Exercise description. All of the data below must be repeated exactly.

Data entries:
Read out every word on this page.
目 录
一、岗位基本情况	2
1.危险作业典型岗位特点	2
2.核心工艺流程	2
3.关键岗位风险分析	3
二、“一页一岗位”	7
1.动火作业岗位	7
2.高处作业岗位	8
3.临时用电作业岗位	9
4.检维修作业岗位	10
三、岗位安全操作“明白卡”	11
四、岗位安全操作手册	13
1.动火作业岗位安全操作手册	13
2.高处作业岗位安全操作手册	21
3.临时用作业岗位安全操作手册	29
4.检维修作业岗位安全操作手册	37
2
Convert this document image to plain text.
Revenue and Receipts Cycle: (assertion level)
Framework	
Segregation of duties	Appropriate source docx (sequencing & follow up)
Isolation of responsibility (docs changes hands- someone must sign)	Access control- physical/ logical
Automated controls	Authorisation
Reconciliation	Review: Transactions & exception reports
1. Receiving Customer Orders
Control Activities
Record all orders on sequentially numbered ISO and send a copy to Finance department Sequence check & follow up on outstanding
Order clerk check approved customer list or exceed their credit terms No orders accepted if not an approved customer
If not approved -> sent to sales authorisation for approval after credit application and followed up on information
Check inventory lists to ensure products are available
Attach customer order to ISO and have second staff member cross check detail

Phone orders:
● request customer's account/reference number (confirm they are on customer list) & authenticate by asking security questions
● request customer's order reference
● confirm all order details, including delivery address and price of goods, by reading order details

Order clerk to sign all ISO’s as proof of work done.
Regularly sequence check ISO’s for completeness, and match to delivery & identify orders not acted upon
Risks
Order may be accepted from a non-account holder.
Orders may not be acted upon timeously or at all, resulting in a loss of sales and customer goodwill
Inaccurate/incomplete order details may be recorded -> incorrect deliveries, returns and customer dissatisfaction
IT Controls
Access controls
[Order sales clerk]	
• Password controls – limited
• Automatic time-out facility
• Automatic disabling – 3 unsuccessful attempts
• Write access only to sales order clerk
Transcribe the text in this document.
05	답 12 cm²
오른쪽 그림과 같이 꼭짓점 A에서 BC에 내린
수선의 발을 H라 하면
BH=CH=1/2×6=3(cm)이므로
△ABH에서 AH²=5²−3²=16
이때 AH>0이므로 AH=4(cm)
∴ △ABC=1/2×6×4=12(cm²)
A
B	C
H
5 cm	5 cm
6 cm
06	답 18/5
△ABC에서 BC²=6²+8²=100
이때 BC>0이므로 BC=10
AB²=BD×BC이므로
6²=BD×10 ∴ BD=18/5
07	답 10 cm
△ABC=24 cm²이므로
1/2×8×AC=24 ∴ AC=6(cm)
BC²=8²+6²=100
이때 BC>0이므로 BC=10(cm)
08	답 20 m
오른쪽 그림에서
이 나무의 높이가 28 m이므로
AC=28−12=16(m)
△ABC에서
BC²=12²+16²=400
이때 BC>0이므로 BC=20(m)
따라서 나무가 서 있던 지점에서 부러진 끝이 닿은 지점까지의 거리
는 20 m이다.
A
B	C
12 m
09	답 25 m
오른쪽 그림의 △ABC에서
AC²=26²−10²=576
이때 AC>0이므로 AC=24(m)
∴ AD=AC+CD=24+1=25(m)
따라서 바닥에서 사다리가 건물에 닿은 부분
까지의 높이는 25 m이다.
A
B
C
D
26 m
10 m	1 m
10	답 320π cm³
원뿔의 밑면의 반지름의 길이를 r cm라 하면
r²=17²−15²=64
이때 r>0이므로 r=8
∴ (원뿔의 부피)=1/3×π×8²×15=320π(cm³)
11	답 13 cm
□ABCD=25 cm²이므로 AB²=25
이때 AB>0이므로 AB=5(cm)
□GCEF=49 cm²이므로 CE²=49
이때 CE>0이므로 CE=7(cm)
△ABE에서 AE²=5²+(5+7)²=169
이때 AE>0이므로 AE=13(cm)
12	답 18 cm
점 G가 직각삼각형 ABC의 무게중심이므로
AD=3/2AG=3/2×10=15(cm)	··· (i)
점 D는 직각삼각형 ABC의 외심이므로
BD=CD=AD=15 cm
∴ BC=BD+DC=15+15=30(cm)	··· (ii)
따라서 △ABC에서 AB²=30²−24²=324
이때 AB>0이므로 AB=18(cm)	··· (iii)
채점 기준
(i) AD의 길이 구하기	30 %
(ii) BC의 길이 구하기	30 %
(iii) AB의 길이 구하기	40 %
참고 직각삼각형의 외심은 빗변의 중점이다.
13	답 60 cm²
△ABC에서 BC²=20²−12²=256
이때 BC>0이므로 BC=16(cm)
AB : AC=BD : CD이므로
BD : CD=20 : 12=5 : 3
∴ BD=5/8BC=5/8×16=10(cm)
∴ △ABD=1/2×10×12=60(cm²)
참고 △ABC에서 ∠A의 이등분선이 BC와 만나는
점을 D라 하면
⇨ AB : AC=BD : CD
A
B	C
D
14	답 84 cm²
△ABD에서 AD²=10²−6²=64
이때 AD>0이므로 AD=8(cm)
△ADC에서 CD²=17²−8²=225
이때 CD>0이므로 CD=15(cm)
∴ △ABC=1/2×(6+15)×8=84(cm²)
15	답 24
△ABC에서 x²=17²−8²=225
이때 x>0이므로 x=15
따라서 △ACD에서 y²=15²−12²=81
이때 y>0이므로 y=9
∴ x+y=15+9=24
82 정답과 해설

Exercise output.
Read out every word on this page.
目 录
一、岗位基本情况	2
1.危险作业典型岗位特点	2
2.核心工艺流程	2
3.关键岗位风险分析	3
二、“一页一岗位”	7
1.动火作业岗位	7
2.高处作业岗位	8
3.临时用电作业岗位	9
4.检维修作业岗位	10
三、岗位安全操作“明白卡”	11
四、岗位安全操作手册	13
1.动火作业岗位安全操作手册	13
2.高处作业岗位安全操作手册	21
3.临时用作业岗位安全操作手册	29
4.检维修作业岗位安全操作手册	37
2
Convert this document image to plain text.
Revenue and Receipts Cycle: (assertion level)
Framework	
Segregation of duties	Appropriate source docx (sequencing & follow up)
Isolation of responsibility (docs changes hands- someone must sign)	Access control- physical/ logical
Automated controls	Authorisation
Reconciliation	Review: Transactions & exception reports
1. Receiving Customer Orders
Control Activities
Record all orders on sequentially numbered ISO and send a copy to Finance department Sequence check & follow up on outstanding
Order clerk check approved customer list or exceed their credit terms No orders accepted if not an approved customer
If not approved -> sent to sales authorisation for approval after credit application and followed up on information
Check inventory lists to ensure products are available
Attach customer order to ISO and have second staff member cross check detail

Phone orders:
● request customer's account/reference number (confirm they are on customer list) & authenticate by asking security questions
● request customer's order reference
● confirm all order details, including delivery address and price of goods, by reading order details

Order clerk to sign all ISO’s as proof of work done.
Regularly sequence check ISO’s for completeness, and match to delivery & identify orders not acted upon
Risks
Order may be accepted from a non-account holder.
Orders may not be acted upon timeously or at all, resulting in a loss of sales and customer goodwill
Inaccurate/incomplete order details may be recorded -> incorrect deliveries, returns and customer dissatisfaction
IT Controls
Access controls
[Order sales clerk]	
• Password controls – limited
• Automatic time-out facility
• Automatic disabling – 3 unsuccessful attempts
• Write access only to sales order clerk
Transcribe the text in this document.
05	답 12 cm²
오른쪽 그림과 같이 꼭짓점 A에서 BC에 내린
수선의 발을 H라 하면
BH=CH=1/2×6=3(cm)이므로
△ABH에서 AH²=5²−3²=16
이때 AH>0이므로 AH=4(cm)
∴ △ABC=1/2×6×4=12(cm²)
A
B	C
H
5 cm	5 cm
6 cm
06	답 18/5
△ABC에서 BC²=6²+8²=100
이때 BC>0이므로 BC=10
AB²=BD×BC이므로
6²=BD×10 ∴ BD=18/5
07	답 10 cm
△ABC=24 cm²이므로
1/2×8×AC=24 ∴ AC=6(cm)
BC²=8²+6²=100
이때 BC>0이므로 BC=10(cm)
08	답 20 m
오른쪽 그림에서
이 나무의 높이가 28 m이므로
AC=28−12=16(m)
△ABC에서
BC²=12²+16²=400
이때 BC>0이므로 BC=20(m)
따라서 나무가 서 있던 지점에서 부러진 끝이 닿은 지점까지의 거리
는 20 m이다.
A
B	C
12 m
09	답 25 m
오른쪽 그림의 △ABC에서
AC²=26²−10²=576
이때 AC>0이므로 AC=24(m)
∴ AD=AC+CD=24+1=25(m)
따라서 바닥에서 사다리가 건물에 닿은 부분
까지의 높이는 25 m이다.
A
B
C
D
26 m
10 m	1 m
10	답 320π cm³
원뿔의 밑면의 반지름의 길이를 r cm라 하면
r²=17²−15²=64
이때 r>0이므로 r=8
∴ (원뿔의 부피)=1/3×π×8²×15=320π(cm³)
11	답 13 cm
□ABCD=25 cm²이므로 AB²=25
이때 AB>0이므로 AB=5(cm)
□GCEF=49 cm²이므로 CE²=49
이때 CE>0이므로 CE=7(cm)
△ABE에서 AE²=5²+(5+7)²=169
이때 AE>0이므로 AE=13(cm)
12	답 18 cm
점 G가 직각삼각형 ABC의 무게중심이므로
AD=3/2AG=3/2×10=15(cm)	··· (i)
점 D는 직각삼각형 ABC의 외심이므로
BD=CD=AD=15 cm
∴ BC=BD+DC=15+15=30(cm)	··· (ii)
따라서 △ABC에서 AB²=30²−24²=324
이때 AB>0이므로 AB=18(cm)	··· (iii)
채점 기준
(i) AD의 길이 구하기	30 %
(ii) BC의 길이 구하기	30 %
(iii) AB의 길이 구하기	40 %
참고 직각삼각형의 외심은 빗변의 중점이다.
13	답 60 cm²
△ABC에서 BC²=20²−12²=256
이때 BC>0이므로 BC=16(cm)
AB : AC=BD : CD이므로
BD : CD=20 : 12=5 : 3
∴ BD=5/8BC=5/8×16=10(cm)
∴ △ABD=1/2×10×12=60(cm²)
참고 △ABC에서 ∠A의 이등분선이 BC와 만나는
점을 D라 하면
⇨ AB : AC=BD : CD
A
B	C
D
14	답 84 cm²
△ABD에서 AD²=10²−6²=64
이때 AD>0이므로 AD=8(cm)
△ADC에서 CD²=17²−8²=225
이때 CD>0이므로 CD=15(cm)
∴ △ABC=1/2×(6+15)×8=84(cm²)
15	답 24
△ABC에서 x²=17²−8²=225
이때 x>0이므로 x=15
따라서 △ACD에서 y²=15²−12²=81
이때 y>0이므로 y=9
∴ x+y=15+9=24
82 정답과 해설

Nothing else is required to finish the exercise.